--- Start PROVIDED RECORDS ---

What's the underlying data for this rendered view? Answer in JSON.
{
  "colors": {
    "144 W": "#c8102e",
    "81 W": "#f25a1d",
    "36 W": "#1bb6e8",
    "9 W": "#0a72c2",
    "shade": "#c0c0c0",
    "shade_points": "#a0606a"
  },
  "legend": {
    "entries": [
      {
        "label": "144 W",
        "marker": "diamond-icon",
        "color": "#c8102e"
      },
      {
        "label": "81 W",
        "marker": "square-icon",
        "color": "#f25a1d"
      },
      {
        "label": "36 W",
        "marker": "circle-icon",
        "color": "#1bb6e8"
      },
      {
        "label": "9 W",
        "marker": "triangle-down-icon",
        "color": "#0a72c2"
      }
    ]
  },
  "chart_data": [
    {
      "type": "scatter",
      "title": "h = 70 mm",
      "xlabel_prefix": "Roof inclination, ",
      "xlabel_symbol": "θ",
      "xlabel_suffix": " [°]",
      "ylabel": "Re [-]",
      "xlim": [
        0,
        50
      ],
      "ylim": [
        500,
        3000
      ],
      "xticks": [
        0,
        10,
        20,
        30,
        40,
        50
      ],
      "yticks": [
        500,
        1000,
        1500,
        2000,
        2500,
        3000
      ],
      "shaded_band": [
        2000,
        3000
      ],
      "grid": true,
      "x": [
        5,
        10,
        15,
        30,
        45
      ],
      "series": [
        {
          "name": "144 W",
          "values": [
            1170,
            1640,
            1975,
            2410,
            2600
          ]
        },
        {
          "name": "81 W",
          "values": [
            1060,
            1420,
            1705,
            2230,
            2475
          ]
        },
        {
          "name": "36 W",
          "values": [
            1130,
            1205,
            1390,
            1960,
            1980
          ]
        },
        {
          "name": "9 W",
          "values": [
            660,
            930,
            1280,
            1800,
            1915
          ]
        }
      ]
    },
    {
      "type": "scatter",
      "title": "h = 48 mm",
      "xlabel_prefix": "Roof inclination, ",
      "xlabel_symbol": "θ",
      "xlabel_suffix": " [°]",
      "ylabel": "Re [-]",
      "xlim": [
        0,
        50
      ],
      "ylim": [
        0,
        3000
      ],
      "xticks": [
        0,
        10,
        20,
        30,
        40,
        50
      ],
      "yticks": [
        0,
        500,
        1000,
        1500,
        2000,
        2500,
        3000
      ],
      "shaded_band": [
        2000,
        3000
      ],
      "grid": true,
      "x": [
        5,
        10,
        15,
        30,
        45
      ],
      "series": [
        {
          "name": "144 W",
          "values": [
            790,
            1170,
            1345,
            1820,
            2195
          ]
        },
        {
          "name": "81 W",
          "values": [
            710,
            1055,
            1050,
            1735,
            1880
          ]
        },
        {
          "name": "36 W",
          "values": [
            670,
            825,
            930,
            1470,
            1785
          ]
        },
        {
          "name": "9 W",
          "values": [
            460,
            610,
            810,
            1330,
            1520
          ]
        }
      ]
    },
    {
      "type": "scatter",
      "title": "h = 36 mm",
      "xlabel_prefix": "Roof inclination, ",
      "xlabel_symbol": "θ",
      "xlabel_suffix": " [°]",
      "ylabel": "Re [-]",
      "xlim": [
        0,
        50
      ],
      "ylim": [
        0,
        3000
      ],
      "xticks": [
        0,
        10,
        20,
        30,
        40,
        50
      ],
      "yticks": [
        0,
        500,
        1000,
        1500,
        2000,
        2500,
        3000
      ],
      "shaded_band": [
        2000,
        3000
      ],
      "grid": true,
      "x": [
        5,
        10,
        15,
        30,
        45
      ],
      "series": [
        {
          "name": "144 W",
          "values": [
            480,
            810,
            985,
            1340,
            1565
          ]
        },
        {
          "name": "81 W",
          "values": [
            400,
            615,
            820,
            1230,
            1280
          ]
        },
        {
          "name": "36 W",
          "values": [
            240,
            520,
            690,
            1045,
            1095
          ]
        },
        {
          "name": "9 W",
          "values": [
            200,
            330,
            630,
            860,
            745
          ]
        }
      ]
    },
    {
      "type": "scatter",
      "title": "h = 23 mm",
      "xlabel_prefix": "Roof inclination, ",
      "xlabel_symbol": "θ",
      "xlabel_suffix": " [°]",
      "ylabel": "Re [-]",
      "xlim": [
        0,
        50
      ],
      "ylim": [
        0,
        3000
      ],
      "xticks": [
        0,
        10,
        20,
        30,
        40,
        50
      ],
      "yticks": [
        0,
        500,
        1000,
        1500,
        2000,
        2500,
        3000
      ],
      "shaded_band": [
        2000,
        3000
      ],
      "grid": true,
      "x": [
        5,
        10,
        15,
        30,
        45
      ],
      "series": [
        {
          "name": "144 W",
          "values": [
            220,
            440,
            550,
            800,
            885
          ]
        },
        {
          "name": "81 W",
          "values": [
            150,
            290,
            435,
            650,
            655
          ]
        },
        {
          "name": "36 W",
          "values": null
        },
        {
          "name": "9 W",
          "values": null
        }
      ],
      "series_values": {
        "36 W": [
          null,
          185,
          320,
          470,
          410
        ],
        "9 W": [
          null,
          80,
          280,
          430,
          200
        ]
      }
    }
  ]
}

--- End PROVIDED RECORDS ---

SHORT EXERCISE
Give all of the entries again, word for word.

EXERCISE SOLUTION
What's the underlying data for this rendered view? Answer in JSON.
{
  "colors": {
    "144 W": "#c8102e",
    "81 W": "#f25a1d",
    "36 W": "#1bb6e8",
    "9 W": "#0a72c2",
    "shade": "#c0c0c0",
    "shade_points": "#a0606a"
  },
  "legend": {
    "entries": [
      {
        "label": "144 W",
        "marker": "diamond-icon",
        "color": "#c8102e"
      },
      {
        "label": "81 W",
        "marker": "square-icon",
        "color": "#f25a1d"
      },
      {
        "label": "36 W",
        "marker": "circle-icon",
        "color": "#1bb6e8"
      },
      {
        "label": "9 W",
        "marker": "triangle-down-icon",
        "color": "#0a72c2"
      }
    ]
  },
  "chart_data": [
    {
      "type": "scatter",
      "title": "h = 70 mm",
      "xlabel_prefix": "Roof inclination, ",
      "xlabel_symbol": "θ",
      "xlabel_suffix": " [°]",
      "ylabel": "Re [-]",
      "xlim": [
        0,
        50
      ],
      "ylim": [
        500,
        3000
      ],
      "xticks": [
        0,
        10,
        20,
        30,
        40,
        50
      ],
      "yticks": [
        500,
        1000,
        1500,
        2000,
        2500,
        3000
      ],
      "shaded_band": [
        2000,
        3000
      ],
      "grid": true,
      "x": [
        5,
        10,
        15,
        30,
        45
      ],
      "series": [
        {
          "name": "144 W",
          "values": [
            1170,
            1640,
            1975,
            2410,
            2600
          ]
        },
        {
          "name": "81 W",
          "values": [
            1060,
            1420,
            1705,
            2230,
            2475
          ]
        },
        {
          "name": "36 W",
          "values": [
            1130,
            1205,
            1390,
            1960,
            1980
          ]
        },
        {
          "name": "9 W",
          "values": [
            660,
            930,
            1280,
            1800,
            1915
          ]
        }
      ]
    },
    {
      "type": "scatter",
      "title": "h = 48 mm",
      "xlabel_prefix": "Roof inclination, ",
      "xlabel_symbol": "θ",
      "xlabel_suffix": " [°]",
      "ylabel": "Re [-]",
      "xlim": [
        0,
        50
      ],
      "ylim": [
        0,
        3000
      ],
      "xticks": [
        0,
        10,
        20,
        30,
        40,
        50
      ],
      "yticks": [
        0,
        500,
        1000,
        1500,
        2000,
        2500,
        3000
      ],
      "shaded_band": [
        2000,
        3000
      ],
      "grid": true,
      "x": [
        5,
        10,
        15,
        30,
        45
      ],
      "series": [
        {
          "name": "144 W",
          "values": [
            790,
            1170,
            1345,
            1820,
            2195
          ]
        },
        {
          "name": "81 W",
          "values": [
            710,
            1055,
            1050,
            1735,
            1880
          ]
        },
        {
          "name": "36 W",
          "values": [
            670,
            825,
            930,
            1470,
            1785
          ]
        },
        {
          "name": "9 W",
          "values": [
            460,
            610,
            810,
            1330,
            1520
          ]
        }
      ]
    },
    {
      "type": "scatter",
      "title": "h = 36 mm",
      "xlabel_prefix": "Roof inclination, ",
      "xlabel_symbol": "θ",
      "xlabel_suffix": " [°]",
      "ylabel": "Re [-]",
      "xlim": [
        0,
        50
      ],
      "ylim": [
        0,
        3000
      ],
      "xticks": [
        0,
        10,
        20,
        30,
        40,
        50
      ],
      "yticks": [
        0,
        500,
        1000,
        1500,
        2000,
        2500,
        3000
      ],
      "shaded_band": [
        2000,
        3000
      ],
      "grid": true,
      "x": [
        5,
        10,
        15,
        30,
        45
      ],
      "series": [
        {
          "name": "144 W",
          "values": [
            480,
            810,
            985,
            1340,
            1565
          ]
        },
        {
          "name": "81 W",
          "values": [
            400,
            615,
            820,
            1230,
            1280
          ]
        },
        {
          "name": "36 W",
          "values": [
            240,
            520,
            690,
            1045,
            1095
          ]
        },
        {
          "name": "9 W",
          "values": [
            200,
            330,
            630,
            860,
            745
          ]
        }
      ]
    },
    {
      "type": "scatter",
      "title": "h = 23 mm",
      "xlabel_prefix": "Roof inclination, ",
      "xlabel_symbol": "θ",
      "xlabel_suffix": " [°]",
      "ylabel": "Re [-]",
      "xlim": [
        0,
        50
      ],
      "ylim": [
        0,
        3000
      ],
      "xticks": [
        0,
        10,
        20,
        30,
        40,
        50
      ],
      "yticks": [
        0,
        500,
        1000,
        1500,
        2000,
        2500,
        3000
      ],
      "shaded_band": [
        2000,
        3000
      ],
      "grid": true,
      "x": [
        5,
        10,
        15,
        30,
        45
      ],
      "series": [
        {
          "name": "144 W",
          "values": [
            220,
            440,
            550,
            800,
            885
          ]
        },
        {
          "name": "81 W",
          "values": [
            150,
            290,
            435,
            650,
            655
          ]
        },
        {
          "name": "36 W",
          "values": null
        },
        {
          "name": "9 W",
          "values": null
        }
      ],
      "series_values": {
        "36 W": [
          null,
          185,
          320,
          470,
          410
        ],
        "9 W": [
          null,
          80,
          280,
          430,
          200
        ]
      }
    }
  ]
}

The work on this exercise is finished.